• _GIVEN PROBLEM_
Search the material for the string "name", then return every line where it is found.

[Figure contents as structured data]
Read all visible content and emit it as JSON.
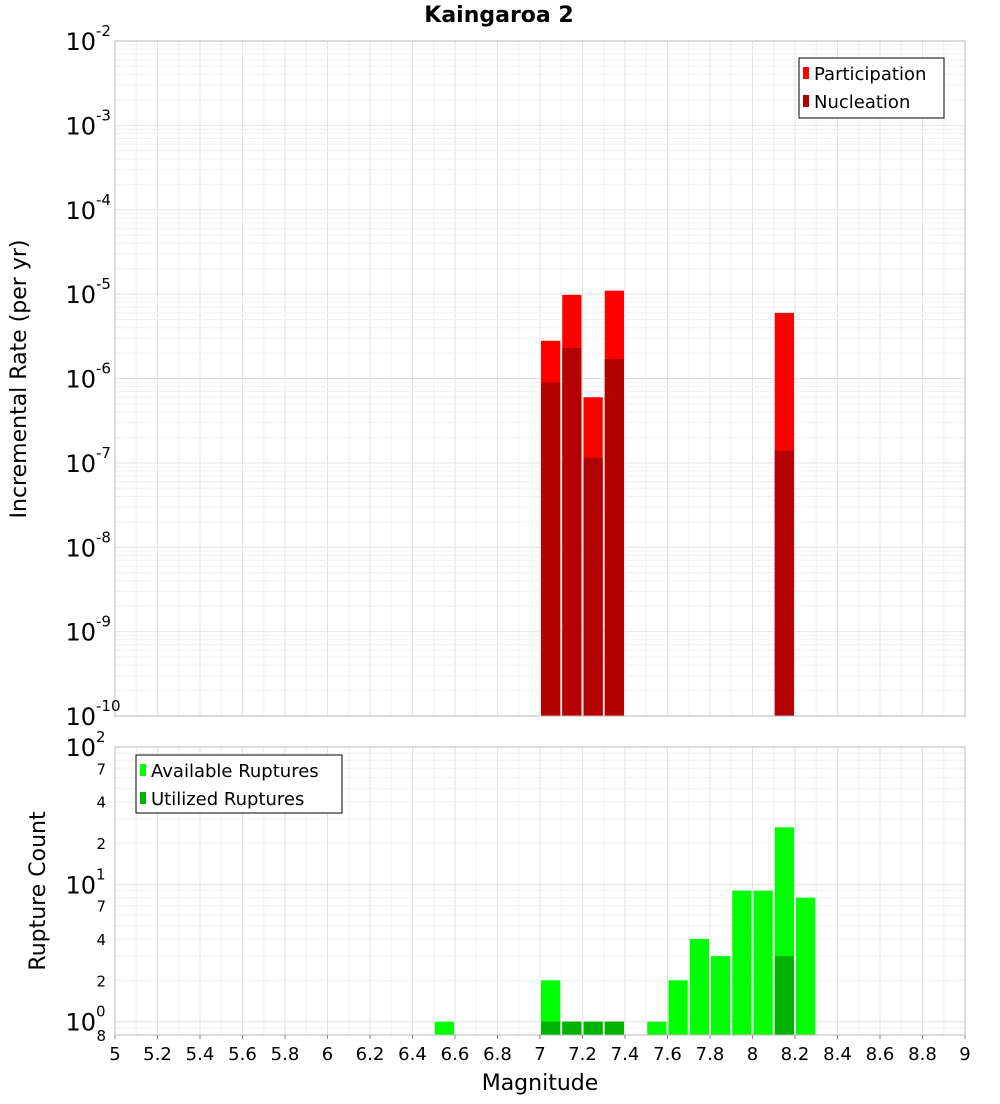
{
  "chart_data": [
    {
      "type": "bar",
      "title": "Kaingaroa 2",
      "ylabel": "Incremental Rate (per yr)",
      "yscale": "log",
      "ylim": [
        1e-10,
        0.01
      ],
      "xlim": [
        5,
        9
      ],
      "grid": true,
      "legend_position": "top-right",
      "bin_width": 0.1,
      "y_ticks": [
        {
          "base": "10",
          "exp": "-2",
          "value": 0.01
        },
        {
          "base": "10",
          "exp": "-3",
          "value": 0.001
        },
        {
          "base": "10",
          "exp": "-4",
          "value": 0.0001
        },
        {
          "base": "10",
          "exp": "-5",
          "value": 1e-05
        },
        {
          "base": "10",
          "exp": "-6",
          "value": 1e-06
        },
        {
          "base": "10",
          "exp": "-7",
          "value": 1e-07
        },
        {
          "base": "10",
          "exp": "-8",
          "value": 1e-08
        },
        {
          "base": "10",
          "exp": "-9",
          "value": 1e-09
        },
        {
          "base": "10",
          "exp": "-10",
          "value": 1e-10
        }
      ],
      "series": [
        {
          "name": "Participation",
          "color": "#ff0000",
          "points": [
            {
              "x": 7.05,
              "y": 2.8e-06
            },
            {
              "x": 7.15,
              "y": 9.8e-06
            },
            {
              "x": 7.25,
              "y": 6e-07
            },
            {
              "x": 7.35,
              "y": 1.1e-05
            },
            {
              "x": 8.15,
              "y": 6e-06
            }
          ]
        },
        {
          "name": "Nucleation",
          "color": "#b30000",
          "points": [
            {
              "x": 7.05,
              "y": 9e-07
            },
            {
              "x": 7.15,
              "y": 2.3e-06
            },
            {
              "x": 7.25,
              "y": 1.15e-07
            },
            {
              "x": 7.35,
              "y": 1.7e-06
            },
            {
              "x": 8.15,
              "y": 1.4e-07
            }
          ]
        }
      ]
    },
    {
      "type": "bar",
      "xlabel": "Magnitude",
      "ylabel": "Rupture Count",
      "yscale": "log",
      "ylim": [
        0.8,
        100
      ],
      "xlim": [
        5,
        9
      ],
      "grid": true,
      "legend_position": "top-left",
      "bin_width": 0.1,
      "x_ticks": [
        "5",
        "5.2",
        "5.4",
        "5.6",
        "5.8",
        "6",
        "6.2",
        "6.4",
        "6.6",
        "6.8",
        "7",
        "7.2",
        "7.4",
        "7.6",
        "7.8",
        "8",
        "8.2",
        "8.4",
        "8.6",
        "8.8",
        "9"
      ],
      "y_ticks": [
        {
          "base": "10",
          "exp": "2",
          "value": 100
        },
        {
          "base": "10",
          "exp": "1",
          "value": 10
        },
        {
          "base": "10",
          "exp": "0",
          "value": 1
        }
      ],
      "y_minor_ticks": [
        {
          "label": "7",
          "value": 70
        },
        {
          "label": "4",
          "value": 40
        },
        {
          "label": "2",
          "value": 20
        },
        {
          "label": "7",
          "value": 7
        },
        {
          "label": "4",
          "value": 4
        },
        {
          "label": "2",
          "value": 2
        },
        {
          "label": "8",
          "value": 0.8
        }
      ],
      "series": [
        {
          "name": "Available Ruptures",
          "color": "#00ff00",
          "points": [
            {
              "x": 6.55,
              "y": 1
            },
            {
              "x": 7.05,
              "y": 2
            },
            {
              "x": 7.15,
              "y": 1
            },
            {
              "x": 7.25,
              "y": 1
            },
            {
              "x": 7.35,
              "y": 1
            },
            {
              "x": 7.55,
              "y": 1
            },
            {
              "x": 7.65,
              "y": 2
            },
            {
              "x": 7.75,
              "y": 4
            },
            {
              "x": 7.85,
              "y": 3
            },
            {
              "x": 7.95,
              "y": 9
            },
            {
              "x": 8.05,
              "y": 9
            },
            {
              "x": 8.15,
              "y": 26
            },
            {
              "x": 8.25,
              "y": 8
            }
          ]
        },
        {
          "name": "Utilized Ruptures",
          "color": "#00b300",
          "points": [
            {
              "x": 7.05,
              "y": 1
            },
            {
              "x": 7.15,
              "y": 1
            },
            {
              "x": 7.25,
              "y": 1
            },
            {
              "x": 7.35,
              "y": 1
            },
            {
              "x": 8.15,
              "y": 3
            }
          ]
        }
      ]
    }
  ]
}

• _COMPLETE ANSWER_
          "name": "Participation",
          "name": "Nucleation",
          "name": "Available Ruptures",
          "name": "Utilized Ruptures",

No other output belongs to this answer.